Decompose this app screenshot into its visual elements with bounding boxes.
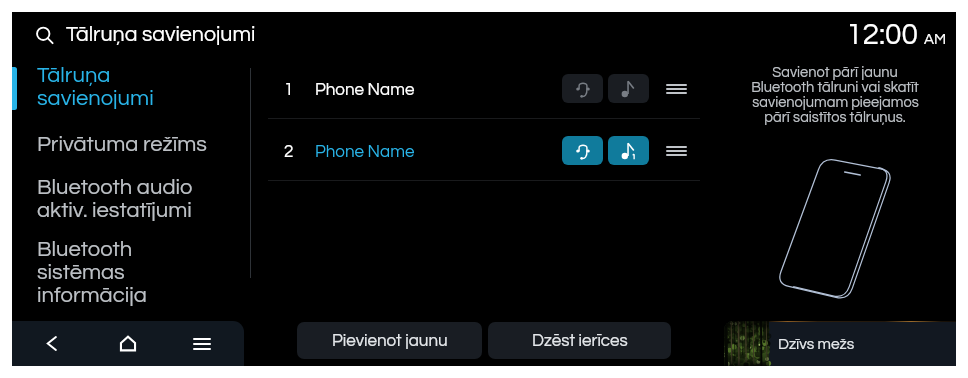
staticText: Bluetooth audio [37, 176, 193, 199]
button[interactable]: 1 [268, 57, 700, 118]
button[interactable]: Pievienot jaunu [297, 322, 482, 359]
button[interactable]: Search [25, 24, 65, 48]
staticText: aktiv. iestatījumi [37, 199, 192, 222]
staticText: Pievienot jaunu [332, 332, 448, 350]
button[interactable]: Bluetooth audio [22, 176, 237, 222]
button[interactable]: More options [658, 133, 694, 169]
staticText: Dzēst ierīces [532, 332, 628, 350]
staticText: Tālruņa savienojumi [66, 23, 256, 45]
button[interactable]: Tālruņa [22, 64, 237, 110]
staticText: Bluetooth [37, 238, 133, 261]
button[interactable]: Media audio [608, 136, 649, 165]
staticText: informācija [37, 284, 147, 307]
staticText: AM [924, 32, 947, 47]
button[interactable]: Dzīvs mežs [724, 321, 956, 366]
staticText: Phone Name [315, 143, 415, 161]
button[interactable]: Bluetooth [22, 238, 237, 307]
staticText: Savienot pārī jaunu [772, 65, 898, 80]
staticText: Bluetooth tālruni vai skatīt [751, 80, 919, 95]
button[interactable]: Menu [164, 321, 240, 366]
button[interactable]: Dzēst ierīces [488, 322, 671, 359]
staticText: Tālruņa [37, 64, 111, 87]
button[interactable]: Phone audio [562, 136, 603, 165]
staticText: 12:00 [846, 19, 919, 50]
staticText: Privātuma režīms [37, 133, 207, 156]
staticText: savienojumi [37, 87, 154, 110]
button[interactable]: 2 [268, 119, 700, 180]
button[interactable]: More options [658, 71, 694, 107]
staticText: Phone Name [315, 81, 415, 99]
button[interactable]: Back [12, 321, 91, 366]
button[interactable]: Phone audio [562, 74, 603, 103]
button[interactable]: Privātuma režīms [22, 133, 237, 156]
staticText: 2 [284, 143, 294, 161]
button[interactable]: Media audio [608, 74, 649, 103]
staticText: Dzīvs mežs [778, 336, 855, 352]
staticText: pārī saistītos tālruņus. [764, 110, 906, 125]
staticText: 1 [284, 81, 294, 99]
button[interactable]: Home [91, 321, 164, 366]
staticText: savienojumam pieejamos [752, 95, 919, 110]
staticText: sistēmas [37, 261, 125, 284]
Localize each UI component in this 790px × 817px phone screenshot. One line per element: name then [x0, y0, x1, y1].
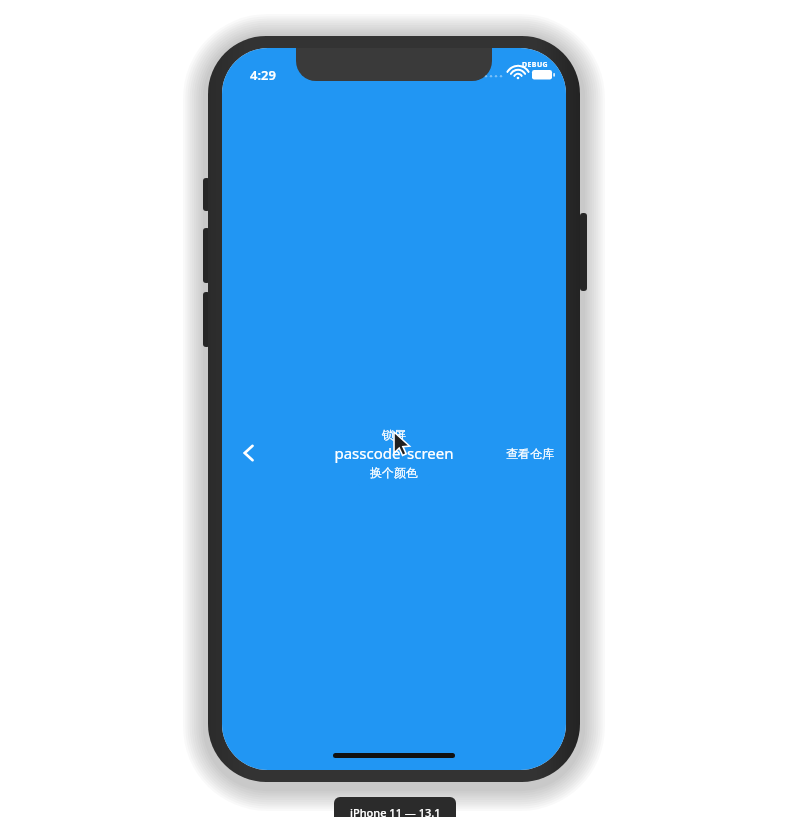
- button[interactable]: Back: [228, 432, 270, 474]
- button[interactable]: 换个颜色: [358, 459, 430, 486]
- staticText: 查看仓库: [506, 446, 554, 461]
- staticText: iPhone 11 — 13.1: [350, 805, 441, 817]
- staticText: passcode_screen: [334, 443, 454, 463]
- staticText: 4:29: [250, 66, 276, 84]
- button[interactable]: 锁屏: [358, 421, 430, 448]
- button[interactable]: 查看仓库: [498, 438, 562, 469]
- staticText: 换个颜色: [370, 465, 418, 480]
- staticText: 锁屏: [382, 427, 406, 442]
- staticText: DEBUG: [522, 60, 549, 70]
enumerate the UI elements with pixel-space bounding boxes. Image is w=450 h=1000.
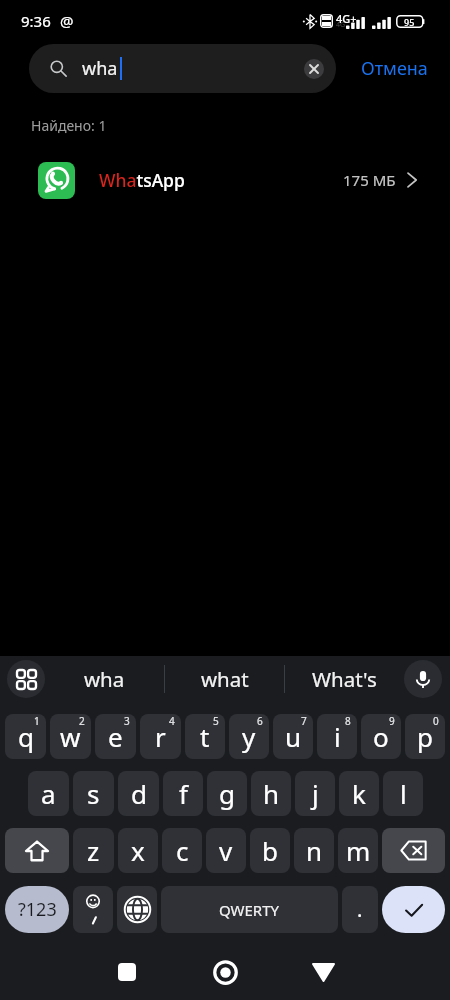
staticText: ?123 [18,897,57,922]
button[interactable]: Recent apps [77,939,177,1000]
button[interactable]: l [383,771,423,816]
staticText: x [131,833,145,868]
staticText: c [176,833,189,868]
button[interactable]: q [5,714,46,759]
button[interactable]: Backspace [382,828,445,873]
staticText: 1 [34,714,40,728]
button[interactable]: What's [285,656,404,702]
staticText: 4 [169,714,175,728]
button[interactable]: k [339,771,379,816]
button[interactable]: QWERTY [161,886,338,933]
staticText: g [219,776,235,811]
staticText: y [242,719,256,754]
button[interactable]: i [317,714,357,759]
staticText: 0 [433,714,439,728]
button[interactable]: WhatsApp [0,156,450,204]
button[interactable]: ?123 [5,886,69,933]
button[interactable]: Clear search [304,59,324,79]
button[interactable]: c [162,828,202,873]
staticText: 6 [257,714,263,728]
staticText: 8 [345,714,351,728]
staticText: wha [84,665,125,693]
staticText: q [18,719,34,754]
staticText: 95 [404,16,415,28]
button[interactable]: r [140,714,181,759]
button[interactable]: a [28,771,69,816]
staticText: Отмена [361,56,428,81]
button[interactable]: y [229,714,269,759]
button[interactable]: Shift [5,828,69,873]
staticText: z [87,833,100,868]
button[interactable]: Voice input [404,660,442,698]
button[interactable]: z [73,828,114,873]
staticText: p [417,719,433,754]
button[interactable]: Отмена [336,44,442,93]
staticText: r [155,719,166,754]
staticText: t [200,719,210,754]
button[interactable]: o [361,714,401,759]
staticText: k [352,776,366,811]
staticText: l [400,776,407,811]
button[interactable]: v [206,828,246,873]
staticText: 9 [389,714,395,728]
button[interactable]: Enter [382,886,445,933]
button[interactable]: d [118,771,159,816]
staticText: 3 [124,714,130,728]
staticText: what [201,665,249,693]
staticText: Найдено: 1 [31,116,107,135]
staticText: @ [60,11,74,31]
staticText: o [373,719,389,754]
button[interactable]: Change keyboard language [117,886,157,933]
staticText: 7 [301,714,307,728]
staticText: v [219,833,233,868]
button[interactable]: wha [45,656,164,702]
button[interactable]: b [250,828,290,873]
staticText: s [87,776,100,811]
staticText: 175 МБ [343,170,396,190]
staticText: a [41,776,56,811]
staticText: j [312,776,319,811]
button[interactable]: x [118,828,158,873]
staticText: 4G+ [336,11,357,26]
button[interactable]: h [251,771,291,816]
button[interactable]: m [338,828,378,873]
staticText: 5 [213,714,219,728]
staticText: i [334,719,341,754]
staticText: . [357,896,363,923]
button[interactable]: wha [29,44,336,93]
staticText: 2 [79,714,85,728]
staticText: 9:36 [21,11,51,31]
button[interactable]: p [405,714,445,759]
staticText: e [108,719,123,754]
staticText: n [306,833,323,868]
button[interactable]: f [163,771,203,816]
staticText: What's [312,665,377,693]
staticText: h [263,776,280,811]
button[interactable]: g [207,771,247,816]
button[interactable]: w [50,714,91,759]
button[interactable]: j [295,771,335,816]
button[interactable]: Emoji [73,886,113,933]
staticText: WhatsApp [99,168,185,192]
button[interactable]: . [342,886,378,933]
button[interactable]: t [185,714,225,759]
button[interactable]: s [73,771,114,816]
staticText: f [179,776,188,811]
button[interactable]: what [165,656,284,702]
staticText: QWERTY [219,900,280,920]
button[interactable]: e [95,714,136,759]
button[interactable]: Home [175,939,275,1000]
staticText: b [262,833,278,868]
staticText: w [60,719,81,754]
button[interactable]: n [294,828,334,873]
staticText: d [131,776,147,811]
button[interactable]: u [273,714,313,759]
staticText: wha [82,56,118,81]
staticText: m [346,833,371,868]
staticText: u [285,719,302,754]
button[interactable]: Keyboard toolbar [7,660,45,698]
button[interactable]: Back [273,939,373,1000]
staticText: 4G [336,20,346,30]
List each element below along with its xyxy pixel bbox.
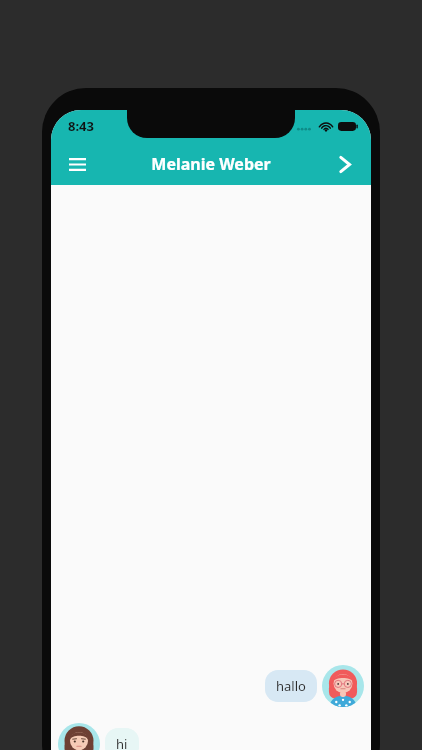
button[interactable]: Menu: [59, 146, 95, 182]
button[interactable]: hallo: [265, 670, 317, 702]
staticText: hi: [116, 735, 128, 750]
button[interactable]: hi: [105, 728, 139, 750]
staticText: Melanie Weber: [151, 153, 271, 175]
button[interactable]: Forward: [327, 146, 363, 182]
button[interactable]: Melanie Weber avatar: [322, 665, 364, 707]
staticText: 8:43: [68, 117, 94, 135]
button[interactable]: My avatar: [58, 723, 100, 750]
staticText: hallo: [276, 677, 306, 695]
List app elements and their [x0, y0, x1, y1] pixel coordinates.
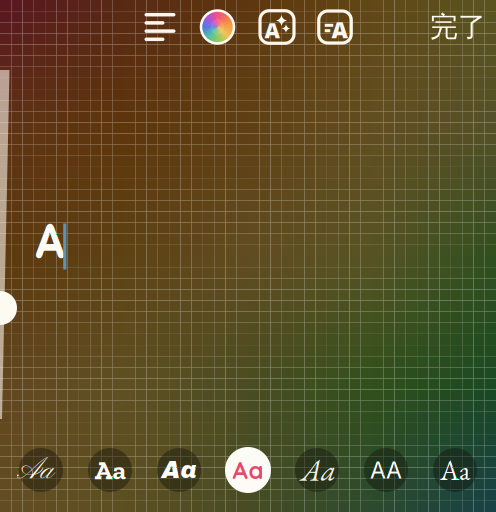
button[interactable]: Serif font [427, 442, 483, 498]
button[interactable]: Heavy font [151, 442, 207, 498]
staticText: Aa [440, 452, 470, 488]
button[interactable]: Text alignment [139, 5, 181, 49]
button[interactable]: Text style [314, 5, 356, 49]
staticText: Aa [232, 455, 264, 485]
button[interactable]: Script font [13, 442, 69, 498]
button[interactable]: Italic serif font [289, 442, 345, 498]
staticText: Aa [162, 457, 196, 483]
staticText: A [264, 16, 280, 44]
staticText: AA [370, 456, 402, 484]
staticText: A [332, 14, 348, 44]
button[interactable]: 完了 [425, 5, 491, 49]
staticText: Aa [16, 452, 54, 490]
staticText: A [32, 211, 68, 274]
button[interactable]: Classic font [358, 442, 414, 498]
staticText: 完了 [430, 10, 486, 44]
staticText: Aa [301, 450, 336, 490]
button[interactable]: Rounded font [220, 442, 276, 498]
button[interactable]: Text effects [256, 5, 298, 49]
button[interactable]: Slab font [82, 442, 138, 498]
button[interactable]: Text colour [196, 5, 238, 49]
staticText: Aa [94, 454, 126, 486]
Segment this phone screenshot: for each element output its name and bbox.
++++++++
**VERZOEK**. Haal uit de regels hierboven elke regel die het woord "Tālruņa" bevat.

**RESULTAAT**.
staticText: Tālruņa savienojumi [66, 23, 256, 45]
button[interactable]: Tālruņa [22, 64, 237, 110]
staticText: Tālruņa [37, 64, 111, 87]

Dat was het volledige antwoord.